* Given request
Pick out the lines below that contain the string "true" and copy them all.

%%

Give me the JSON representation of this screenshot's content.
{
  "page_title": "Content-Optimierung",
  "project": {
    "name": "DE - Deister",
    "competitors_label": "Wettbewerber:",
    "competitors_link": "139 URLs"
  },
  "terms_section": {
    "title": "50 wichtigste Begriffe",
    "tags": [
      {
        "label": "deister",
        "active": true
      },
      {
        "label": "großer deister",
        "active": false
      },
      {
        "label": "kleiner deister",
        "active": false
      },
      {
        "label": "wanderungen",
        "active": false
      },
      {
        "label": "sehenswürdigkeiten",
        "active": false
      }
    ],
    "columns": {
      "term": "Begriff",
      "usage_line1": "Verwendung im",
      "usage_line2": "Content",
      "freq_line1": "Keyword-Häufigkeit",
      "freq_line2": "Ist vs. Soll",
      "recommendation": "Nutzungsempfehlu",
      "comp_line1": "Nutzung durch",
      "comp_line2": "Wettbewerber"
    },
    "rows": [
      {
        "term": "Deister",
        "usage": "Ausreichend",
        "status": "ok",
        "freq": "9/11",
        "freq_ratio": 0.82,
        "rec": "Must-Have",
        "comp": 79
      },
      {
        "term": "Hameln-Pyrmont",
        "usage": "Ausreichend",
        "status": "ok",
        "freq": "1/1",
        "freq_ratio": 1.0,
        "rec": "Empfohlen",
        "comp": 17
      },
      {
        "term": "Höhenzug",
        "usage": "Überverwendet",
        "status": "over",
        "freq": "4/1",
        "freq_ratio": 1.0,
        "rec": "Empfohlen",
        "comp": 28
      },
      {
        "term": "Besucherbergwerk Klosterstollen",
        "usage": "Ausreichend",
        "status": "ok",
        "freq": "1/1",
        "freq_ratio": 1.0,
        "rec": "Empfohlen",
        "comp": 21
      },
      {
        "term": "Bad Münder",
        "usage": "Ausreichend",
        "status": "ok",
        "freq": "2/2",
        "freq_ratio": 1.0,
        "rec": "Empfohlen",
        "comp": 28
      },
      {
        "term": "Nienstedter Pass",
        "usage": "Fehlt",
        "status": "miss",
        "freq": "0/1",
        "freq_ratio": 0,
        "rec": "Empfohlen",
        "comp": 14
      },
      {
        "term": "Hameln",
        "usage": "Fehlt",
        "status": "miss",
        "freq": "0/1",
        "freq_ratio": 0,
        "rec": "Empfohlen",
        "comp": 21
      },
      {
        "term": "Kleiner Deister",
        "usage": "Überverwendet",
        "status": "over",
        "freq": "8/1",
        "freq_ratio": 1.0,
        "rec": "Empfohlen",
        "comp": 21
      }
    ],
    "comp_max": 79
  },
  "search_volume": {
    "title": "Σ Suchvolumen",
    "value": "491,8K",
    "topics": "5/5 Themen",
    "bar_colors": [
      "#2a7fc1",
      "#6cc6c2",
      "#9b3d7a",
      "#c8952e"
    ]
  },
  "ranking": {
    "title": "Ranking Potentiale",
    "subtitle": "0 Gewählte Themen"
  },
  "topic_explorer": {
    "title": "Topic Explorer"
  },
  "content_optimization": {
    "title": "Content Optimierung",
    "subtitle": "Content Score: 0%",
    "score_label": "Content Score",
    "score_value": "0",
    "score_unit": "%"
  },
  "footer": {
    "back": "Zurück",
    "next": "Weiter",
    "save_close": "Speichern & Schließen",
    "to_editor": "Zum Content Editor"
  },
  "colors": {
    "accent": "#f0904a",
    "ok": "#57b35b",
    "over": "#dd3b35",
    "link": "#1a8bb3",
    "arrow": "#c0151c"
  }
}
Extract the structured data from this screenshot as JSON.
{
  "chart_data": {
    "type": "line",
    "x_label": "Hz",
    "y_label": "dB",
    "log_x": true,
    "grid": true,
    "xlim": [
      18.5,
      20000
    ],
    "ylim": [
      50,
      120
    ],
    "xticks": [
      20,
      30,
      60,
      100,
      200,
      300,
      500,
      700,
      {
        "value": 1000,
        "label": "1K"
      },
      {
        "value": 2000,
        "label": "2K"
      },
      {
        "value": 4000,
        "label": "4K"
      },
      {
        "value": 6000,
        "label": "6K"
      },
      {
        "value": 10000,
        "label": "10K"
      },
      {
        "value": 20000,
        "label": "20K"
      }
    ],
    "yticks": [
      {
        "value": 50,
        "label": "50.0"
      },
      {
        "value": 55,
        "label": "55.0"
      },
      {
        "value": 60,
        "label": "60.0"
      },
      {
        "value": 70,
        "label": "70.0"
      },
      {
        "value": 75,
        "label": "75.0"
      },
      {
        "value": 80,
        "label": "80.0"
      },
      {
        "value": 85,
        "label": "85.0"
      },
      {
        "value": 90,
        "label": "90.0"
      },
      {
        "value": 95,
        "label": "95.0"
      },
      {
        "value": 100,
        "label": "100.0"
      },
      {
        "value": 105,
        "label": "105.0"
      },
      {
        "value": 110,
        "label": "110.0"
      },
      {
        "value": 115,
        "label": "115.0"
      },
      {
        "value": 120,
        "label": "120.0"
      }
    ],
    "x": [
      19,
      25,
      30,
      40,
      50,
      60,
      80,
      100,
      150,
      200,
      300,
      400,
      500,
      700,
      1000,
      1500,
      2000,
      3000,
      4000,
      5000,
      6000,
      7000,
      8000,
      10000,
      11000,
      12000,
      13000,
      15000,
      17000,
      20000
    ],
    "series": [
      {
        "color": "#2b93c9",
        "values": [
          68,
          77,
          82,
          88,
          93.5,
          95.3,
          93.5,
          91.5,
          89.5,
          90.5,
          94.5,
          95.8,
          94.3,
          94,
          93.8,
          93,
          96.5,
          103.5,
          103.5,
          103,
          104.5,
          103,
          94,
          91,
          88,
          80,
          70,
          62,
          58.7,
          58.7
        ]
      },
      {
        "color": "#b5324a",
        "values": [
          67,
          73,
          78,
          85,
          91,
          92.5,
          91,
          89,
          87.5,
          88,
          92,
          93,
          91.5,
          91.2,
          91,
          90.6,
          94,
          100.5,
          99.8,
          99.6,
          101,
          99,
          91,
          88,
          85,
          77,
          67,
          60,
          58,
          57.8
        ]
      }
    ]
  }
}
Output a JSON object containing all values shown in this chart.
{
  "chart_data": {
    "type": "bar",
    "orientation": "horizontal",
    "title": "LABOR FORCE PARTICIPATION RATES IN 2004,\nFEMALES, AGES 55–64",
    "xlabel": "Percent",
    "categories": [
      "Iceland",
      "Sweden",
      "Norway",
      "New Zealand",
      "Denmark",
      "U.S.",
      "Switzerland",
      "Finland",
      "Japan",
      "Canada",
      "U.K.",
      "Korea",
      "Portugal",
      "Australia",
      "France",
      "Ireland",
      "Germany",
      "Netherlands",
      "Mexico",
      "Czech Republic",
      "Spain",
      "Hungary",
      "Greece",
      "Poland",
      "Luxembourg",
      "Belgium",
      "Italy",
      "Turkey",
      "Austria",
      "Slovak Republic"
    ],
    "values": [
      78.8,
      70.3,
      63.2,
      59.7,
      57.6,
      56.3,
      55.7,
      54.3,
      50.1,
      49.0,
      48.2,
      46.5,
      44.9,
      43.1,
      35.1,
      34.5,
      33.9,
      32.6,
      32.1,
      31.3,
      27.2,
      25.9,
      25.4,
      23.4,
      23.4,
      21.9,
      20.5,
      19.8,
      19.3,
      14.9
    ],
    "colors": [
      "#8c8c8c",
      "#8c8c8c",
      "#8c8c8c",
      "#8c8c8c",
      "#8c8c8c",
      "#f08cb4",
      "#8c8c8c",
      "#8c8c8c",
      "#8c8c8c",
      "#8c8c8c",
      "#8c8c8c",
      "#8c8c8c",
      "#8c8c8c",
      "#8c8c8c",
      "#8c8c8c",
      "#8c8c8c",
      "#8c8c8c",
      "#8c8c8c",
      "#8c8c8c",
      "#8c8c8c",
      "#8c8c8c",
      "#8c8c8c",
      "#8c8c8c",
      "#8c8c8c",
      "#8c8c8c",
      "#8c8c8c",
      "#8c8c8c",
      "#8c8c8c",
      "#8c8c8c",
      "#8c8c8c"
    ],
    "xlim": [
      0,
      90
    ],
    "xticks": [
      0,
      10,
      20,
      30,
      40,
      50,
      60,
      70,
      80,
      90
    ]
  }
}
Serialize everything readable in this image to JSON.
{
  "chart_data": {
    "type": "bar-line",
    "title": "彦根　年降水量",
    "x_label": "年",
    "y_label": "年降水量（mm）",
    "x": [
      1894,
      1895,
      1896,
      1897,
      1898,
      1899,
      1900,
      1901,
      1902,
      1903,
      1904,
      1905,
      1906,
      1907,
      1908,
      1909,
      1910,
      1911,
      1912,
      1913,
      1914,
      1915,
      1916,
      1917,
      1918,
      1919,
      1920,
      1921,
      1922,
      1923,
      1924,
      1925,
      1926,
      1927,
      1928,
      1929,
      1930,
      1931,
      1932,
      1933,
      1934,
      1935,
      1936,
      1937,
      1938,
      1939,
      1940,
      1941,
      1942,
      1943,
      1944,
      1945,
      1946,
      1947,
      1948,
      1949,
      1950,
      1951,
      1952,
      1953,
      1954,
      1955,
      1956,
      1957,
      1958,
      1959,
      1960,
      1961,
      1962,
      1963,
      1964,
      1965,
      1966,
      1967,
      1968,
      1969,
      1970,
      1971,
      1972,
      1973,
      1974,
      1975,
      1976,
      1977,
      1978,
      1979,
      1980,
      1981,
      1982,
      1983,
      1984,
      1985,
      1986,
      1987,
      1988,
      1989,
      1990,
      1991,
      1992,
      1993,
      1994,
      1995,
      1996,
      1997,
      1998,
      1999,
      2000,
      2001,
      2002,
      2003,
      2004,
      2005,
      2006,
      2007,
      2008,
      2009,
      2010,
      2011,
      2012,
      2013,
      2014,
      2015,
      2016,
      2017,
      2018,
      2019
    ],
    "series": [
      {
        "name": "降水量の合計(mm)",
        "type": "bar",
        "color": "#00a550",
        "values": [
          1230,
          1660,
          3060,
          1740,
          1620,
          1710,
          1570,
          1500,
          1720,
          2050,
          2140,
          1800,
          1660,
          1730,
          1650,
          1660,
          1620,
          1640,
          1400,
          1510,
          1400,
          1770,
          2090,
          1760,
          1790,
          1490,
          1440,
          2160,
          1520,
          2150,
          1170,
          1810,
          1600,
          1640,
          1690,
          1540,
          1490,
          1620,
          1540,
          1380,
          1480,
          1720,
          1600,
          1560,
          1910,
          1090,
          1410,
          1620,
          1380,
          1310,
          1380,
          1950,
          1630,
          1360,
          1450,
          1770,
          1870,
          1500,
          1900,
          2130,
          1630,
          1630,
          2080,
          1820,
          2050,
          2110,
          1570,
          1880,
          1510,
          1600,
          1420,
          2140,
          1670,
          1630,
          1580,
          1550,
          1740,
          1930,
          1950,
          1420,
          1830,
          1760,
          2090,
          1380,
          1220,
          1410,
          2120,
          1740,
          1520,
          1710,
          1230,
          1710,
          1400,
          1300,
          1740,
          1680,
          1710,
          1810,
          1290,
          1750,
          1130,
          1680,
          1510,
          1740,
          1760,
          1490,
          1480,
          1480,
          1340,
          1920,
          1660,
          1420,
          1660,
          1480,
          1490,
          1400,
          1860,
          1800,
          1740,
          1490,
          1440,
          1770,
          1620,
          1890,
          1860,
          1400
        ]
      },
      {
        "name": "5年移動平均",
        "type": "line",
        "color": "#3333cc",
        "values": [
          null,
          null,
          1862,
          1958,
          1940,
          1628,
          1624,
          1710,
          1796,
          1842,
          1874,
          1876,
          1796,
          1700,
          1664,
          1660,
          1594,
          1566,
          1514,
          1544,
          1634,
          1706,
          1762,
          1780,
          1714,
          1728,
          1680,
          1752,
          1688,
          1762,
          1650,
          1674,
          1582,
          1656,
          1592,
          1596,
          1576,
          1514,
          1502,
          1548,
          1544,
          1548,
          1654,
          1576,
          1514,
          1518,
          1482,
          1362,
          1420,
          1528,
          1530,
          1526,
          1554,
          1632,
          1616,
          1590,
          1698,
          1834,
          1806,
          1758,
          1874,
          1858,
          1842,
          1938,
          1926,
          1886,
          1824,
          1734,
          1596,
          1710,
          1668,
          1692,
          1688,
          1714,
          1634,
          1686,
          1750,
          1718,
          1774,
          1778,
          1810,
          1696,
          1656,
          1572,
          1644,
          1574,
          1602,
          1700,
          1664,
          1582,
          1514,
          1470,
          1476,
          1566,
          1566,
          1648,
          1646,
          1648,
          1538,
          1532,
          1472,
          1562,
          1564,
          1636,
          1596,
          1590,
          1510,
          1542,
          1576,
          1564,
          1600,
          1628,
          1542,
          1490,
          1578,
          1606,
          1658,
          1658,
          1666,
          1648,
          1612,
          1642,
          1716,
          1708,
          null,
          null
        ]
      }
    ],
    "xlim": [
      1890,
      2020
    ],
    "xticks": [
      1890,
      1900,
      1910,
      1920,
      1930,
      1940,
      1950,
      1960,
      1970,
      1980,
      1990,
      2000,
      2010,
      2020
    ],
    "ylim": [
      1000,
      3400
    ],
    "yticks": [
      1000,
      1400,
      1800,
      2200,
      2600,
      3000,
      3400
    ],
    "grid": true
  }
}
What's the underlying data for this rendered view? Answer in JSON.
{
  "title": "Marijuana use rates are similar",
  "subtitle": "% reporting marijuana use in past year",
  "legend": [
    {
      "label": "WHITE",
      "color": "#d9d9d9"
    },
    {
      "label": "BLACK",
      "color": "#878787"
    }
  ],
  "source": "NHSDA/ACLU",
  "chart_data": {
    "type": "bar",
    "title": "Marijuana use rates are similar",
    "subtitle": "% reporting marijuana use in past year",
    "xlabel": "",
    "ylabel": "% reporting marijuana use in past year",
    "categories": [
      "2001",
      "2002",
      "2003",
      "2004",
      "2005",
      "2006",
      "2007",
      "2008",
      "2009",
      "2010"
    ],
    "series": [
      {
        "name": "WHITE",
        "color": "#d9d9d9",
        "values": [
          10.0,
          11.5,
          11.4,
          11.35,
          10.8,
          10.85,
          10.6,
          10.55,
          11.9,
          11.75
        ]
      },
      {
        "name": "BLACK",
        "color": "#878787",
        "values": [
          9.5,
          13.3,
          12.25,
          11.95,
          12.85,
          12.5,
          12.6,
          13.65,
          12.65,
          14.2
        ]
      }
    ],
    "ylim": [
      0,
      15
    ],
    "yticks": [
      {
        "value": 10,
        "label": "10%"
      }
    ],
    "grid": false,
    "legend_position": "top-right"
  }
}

%%

* Answer to the task
        "active": true
    "log_x": true,
    "grid": true,
    "grid": true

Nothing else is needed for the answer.